> [Short problem]: Reproduce exactly the line in which "Extract all readable text from this page." occurs and all the lines after it, ending with the last line.
** BEGIN Provided data **
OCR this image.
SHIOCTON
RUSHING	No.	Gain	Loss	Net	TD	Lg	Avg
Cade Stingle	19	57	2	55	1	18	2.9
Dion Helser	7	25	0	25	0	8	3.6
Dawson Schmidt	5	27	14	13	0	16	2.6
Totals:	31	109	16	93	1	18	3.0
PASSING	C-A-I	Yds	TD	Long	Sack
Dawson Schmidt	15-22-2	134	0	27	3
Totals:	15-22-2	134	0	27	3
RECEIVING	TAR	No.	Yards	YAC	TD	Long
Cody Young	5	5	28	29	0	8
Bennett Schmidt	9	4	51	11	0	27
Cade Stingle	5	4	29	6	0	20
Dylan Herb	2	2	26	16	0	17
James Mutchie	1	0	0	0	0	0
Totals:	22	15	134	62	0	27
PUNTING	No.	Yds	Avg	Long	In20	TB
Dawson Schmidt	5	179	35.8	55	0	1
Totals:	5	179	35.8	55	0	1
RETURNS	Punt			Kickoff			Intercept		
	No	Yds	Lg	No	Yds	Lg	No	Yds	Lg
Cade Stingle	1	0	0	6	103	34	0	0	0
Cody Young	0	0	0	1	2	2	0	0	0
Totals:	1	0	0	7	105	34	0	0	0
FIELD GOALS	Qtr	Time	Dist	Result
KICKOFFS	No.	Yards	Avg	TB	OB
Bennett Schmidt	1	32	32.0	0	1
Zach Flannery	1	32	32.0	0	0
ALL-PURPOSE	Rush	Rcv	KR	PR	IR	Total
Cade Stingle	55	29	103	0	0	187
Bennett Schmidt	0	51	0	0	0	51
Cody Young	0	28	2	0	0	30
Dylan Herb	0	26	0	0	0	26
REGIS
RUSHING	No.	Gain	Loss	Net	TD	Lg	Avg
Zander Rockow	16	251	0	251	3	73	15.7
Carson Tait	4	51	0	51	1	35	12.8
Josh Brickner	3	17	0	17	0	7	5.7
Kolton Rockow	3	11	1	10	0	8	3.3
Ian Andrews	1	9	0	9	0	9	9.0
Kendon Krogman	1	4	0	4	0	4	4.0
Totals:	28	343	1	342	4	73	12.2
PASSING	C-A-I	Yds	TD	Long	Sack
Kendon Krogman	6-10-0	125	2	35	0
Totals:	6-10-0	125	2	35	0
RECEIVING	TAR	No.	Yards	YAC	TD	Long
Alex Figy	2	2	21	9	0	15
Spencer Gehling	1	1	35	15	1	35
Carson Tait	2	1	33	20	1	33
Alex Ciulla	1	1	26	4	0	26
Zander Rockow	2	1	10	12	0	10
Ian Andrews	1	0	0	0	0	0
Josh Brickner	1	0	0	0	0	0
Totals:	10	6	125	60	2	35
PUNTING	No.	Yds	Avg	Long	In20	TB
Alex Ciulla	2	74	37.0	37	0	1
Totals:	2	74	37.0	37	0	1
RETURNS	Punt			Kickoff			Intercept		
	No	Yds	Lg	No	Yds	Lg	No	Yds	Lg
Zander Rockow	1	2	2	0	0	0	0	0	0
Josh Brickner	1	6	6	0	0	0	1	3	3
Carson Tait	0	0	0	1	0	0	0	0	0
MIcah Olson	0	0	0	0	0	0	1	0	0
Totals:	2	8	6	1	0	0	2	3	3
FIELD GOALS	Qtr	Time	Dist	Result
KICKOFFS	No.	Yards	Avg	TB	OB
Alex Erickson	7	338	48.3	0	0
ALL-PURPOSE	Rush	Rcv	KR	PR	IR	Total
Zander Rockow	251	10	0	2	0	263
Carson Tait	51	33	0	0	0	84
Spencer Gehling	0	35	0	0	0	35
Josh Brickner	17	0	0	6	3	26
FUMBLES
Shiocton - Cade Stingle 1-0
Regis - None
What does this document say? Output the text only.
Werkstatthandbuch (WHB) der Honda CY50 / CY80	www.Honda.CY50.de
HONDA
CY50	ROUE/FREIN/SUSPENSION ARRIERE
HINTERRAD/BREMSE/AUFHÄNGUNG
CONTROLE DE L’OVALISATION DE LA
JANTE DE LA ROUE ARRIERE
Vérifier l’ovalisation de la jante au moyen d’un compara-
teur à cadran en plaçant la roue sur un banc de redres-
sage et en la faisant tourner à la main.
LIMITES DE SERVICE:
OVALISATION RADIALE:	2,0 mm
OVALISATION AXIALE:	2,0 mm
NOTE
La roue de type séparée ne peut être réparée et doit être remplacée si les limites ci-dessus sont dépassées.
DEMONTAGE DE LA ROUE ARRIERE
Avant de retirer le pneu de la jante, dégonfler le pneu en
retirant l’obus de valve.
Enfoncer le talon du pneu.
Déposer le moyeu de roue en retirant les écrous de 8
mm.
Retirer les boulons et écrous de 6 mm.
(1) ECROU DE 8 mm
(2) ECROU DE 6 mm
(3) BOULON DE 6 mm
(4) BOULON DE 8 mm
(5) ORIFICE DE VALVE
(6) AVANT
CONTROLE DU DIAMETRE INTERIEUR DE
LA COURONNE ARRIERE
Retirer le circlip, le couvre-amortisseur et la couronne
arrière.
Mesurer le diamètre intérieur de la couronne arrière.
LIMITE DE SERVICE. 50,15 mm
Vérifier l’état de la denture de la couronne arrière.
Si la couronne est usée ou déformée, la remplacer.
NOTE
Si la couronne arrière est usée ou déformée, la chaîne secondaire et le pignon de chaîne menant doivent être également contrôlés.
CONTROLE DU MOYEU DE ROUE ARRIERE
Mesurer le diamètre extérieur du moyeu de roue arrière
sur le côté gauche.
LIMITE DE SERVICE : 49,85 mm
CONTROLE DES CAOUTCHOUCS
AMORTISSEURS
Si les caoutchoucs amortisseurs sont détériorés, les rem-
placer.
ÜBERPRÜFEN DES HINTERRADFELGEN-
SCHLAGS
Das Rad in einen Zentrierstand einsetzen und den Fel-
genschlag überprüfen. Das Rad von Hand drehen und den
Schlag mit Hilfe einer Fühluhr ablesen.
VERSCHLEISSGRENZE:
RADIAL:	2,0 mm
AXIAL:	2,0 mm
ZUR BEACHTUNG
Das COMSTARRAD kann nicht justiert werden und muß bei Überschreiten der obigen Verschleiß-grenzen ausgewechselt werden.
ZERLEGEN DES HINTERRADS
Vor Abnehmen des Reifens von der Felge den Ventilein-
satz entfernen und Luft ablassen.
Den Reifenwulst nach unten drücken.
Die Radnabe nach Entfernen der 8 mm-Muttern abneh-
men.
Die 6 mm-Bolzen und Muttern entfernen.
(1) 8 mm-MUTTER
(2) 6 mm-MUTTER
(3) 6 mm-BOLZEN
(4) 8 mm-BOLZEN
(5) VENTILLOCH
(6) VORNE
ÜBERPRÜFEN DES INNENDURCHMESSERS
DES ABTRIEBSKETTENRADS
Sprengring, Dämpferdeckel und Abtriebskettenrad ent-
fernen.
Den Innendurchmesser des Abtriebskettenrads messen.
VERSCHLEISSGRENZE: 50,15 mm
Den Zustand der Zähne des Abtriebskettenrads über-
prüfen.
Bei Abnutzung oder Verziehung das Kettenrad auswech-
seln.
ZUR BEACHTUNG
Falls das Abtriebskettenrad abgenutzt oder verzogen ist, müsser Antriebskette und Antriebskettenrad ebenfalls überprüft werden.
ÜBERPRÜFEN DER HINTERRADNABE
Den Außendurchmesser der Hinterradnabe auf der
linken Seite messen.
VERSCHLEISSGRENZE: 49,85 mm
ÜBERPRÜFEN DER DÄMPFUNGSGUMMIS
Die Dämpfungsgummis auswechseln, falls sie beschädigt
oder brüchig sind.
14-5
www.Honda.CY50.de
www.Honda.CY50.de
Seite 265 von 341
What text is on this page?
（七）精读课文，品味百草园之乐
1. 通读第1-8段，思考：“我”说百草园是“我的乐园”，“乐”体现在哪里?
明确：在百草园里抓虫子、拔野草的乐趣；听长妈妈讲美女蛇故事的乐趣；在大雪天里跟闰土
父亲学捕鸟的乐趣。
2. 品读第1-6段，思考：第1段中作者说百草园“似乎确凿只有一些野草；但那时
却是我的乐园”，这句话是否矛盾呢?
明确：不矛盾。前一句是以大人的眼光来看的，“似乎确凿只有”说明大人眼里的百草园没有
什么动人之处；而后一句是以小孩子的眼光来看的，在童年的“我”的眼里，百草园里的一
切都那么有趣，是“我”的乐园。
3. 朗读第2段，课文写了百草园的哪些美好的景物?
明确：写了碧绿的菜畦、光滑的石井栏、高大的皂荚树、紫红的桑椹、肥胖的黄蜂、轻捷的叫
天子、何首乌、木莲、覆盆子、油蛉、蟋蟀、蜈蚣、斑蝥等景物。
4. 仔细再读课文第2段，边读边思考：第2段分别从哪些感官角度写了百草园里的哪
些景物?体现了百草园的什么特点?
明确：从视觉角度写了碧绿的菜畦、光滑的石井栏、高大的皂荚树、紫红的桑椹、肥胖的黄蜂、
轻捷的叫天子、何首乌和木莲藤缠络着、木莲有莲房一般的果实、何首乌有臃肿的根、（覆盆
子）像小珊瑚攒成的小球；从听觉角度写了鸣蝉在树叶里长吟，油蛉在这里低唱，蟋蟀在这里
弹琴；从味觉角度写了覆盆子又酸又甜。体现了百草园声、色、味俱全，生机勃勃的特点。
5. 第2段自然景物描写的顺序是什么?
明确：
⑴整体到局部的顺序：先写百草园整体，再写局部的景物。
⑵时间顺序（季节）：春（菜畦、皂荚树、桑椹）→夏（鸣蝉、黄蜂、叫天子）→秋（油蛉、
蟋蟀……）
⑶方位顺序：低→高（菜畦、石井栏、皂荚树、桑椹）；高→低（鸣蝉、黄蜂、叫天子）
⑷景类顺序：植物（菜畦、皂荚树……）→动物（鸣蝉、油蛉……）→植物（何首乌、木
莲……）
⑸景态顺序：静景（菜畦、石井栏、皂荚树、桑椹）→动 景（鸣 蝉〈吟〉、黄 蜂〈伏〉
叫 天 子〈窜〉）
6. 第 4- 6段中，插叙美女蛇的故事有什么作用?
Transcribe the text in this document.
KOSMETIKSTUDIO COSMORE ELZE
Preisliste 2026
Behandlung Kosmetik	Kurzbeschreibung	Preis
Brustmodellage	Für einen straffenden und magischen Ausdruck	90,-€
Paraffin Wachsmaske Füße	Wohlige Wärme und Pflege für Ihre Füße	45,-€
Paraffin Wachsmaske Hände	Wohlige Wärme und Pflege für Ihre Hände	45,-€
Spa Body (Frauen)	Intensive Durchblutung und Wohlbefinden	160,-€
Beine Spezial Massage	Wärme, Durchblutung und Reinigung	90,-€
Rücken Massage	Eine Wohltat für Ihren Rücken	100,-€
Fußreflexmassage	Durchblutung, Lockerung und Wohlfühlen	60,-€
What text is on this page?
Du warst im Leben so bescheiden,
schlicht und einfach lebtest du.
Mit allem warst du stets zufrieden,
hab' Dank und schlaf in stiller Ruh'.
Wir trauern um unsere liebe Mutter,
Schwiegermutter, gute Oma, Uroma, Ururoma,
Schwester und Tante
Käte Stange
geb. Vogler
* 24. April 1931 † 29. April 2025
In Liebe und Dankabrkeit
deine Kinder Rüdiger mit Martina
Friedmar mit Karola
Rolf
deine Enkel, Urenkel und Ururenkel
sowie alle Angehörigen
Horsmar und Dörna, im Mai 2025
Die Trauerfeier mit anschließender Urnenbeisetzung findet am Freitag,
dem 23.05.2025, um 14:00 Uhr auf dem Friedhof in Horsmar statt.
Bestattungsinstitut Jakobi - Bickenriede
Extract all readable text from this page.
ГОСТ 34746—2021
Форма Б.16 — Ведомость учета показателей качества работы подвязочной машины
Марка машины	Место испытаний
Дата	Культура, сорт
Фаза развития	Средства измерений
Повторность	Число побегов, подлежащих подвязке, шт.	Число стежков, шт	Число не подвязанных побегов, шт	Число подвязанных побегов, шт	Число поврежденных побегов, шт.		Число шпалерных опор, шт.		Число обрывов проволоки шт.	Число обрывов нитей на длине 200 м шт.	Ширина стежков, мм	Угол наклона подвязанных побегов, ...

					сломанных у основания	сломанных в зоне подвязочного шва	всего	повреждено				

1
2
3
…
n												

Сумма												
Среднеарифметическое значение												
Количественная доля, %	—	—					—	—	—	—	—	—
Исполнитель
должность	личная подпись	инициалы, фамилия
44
** END Provided data **
> [Solution below]:
Extract all readable text from this page.
ГОСТ 34746—2021
Форма Б.16 — Ведомость учета показателей качества работы подвязочной машины
Марка машины	Место испытаний
Дата	Культура, сорт
Фаза развития	Средства измерений
Повторность	Число побегов, подлежащих подвязке, шт.	Число стежков, шт	Число не подвязанных побегов, шт	Число подвязанных побегов, шт	Число поврежденных побегов, шт.		Число шпалерных опор, шт.		Число обрывов проволоки шт.	Число обрывов нитей на длине 200 м шт.	Ширина стежков, мм	Угол наклона подвязанных побегов, ...

					сломанных у основания	сломанных в зоне подвязочного шва	всего	повреждено				

1
2
3
…
n												

Сумма												
Среднеарифметическое значение												
Количественная доля, %	—	—					—	—	—	—	—	—
Исполнитель
должность	личная подпись	инициалы, фамилия
44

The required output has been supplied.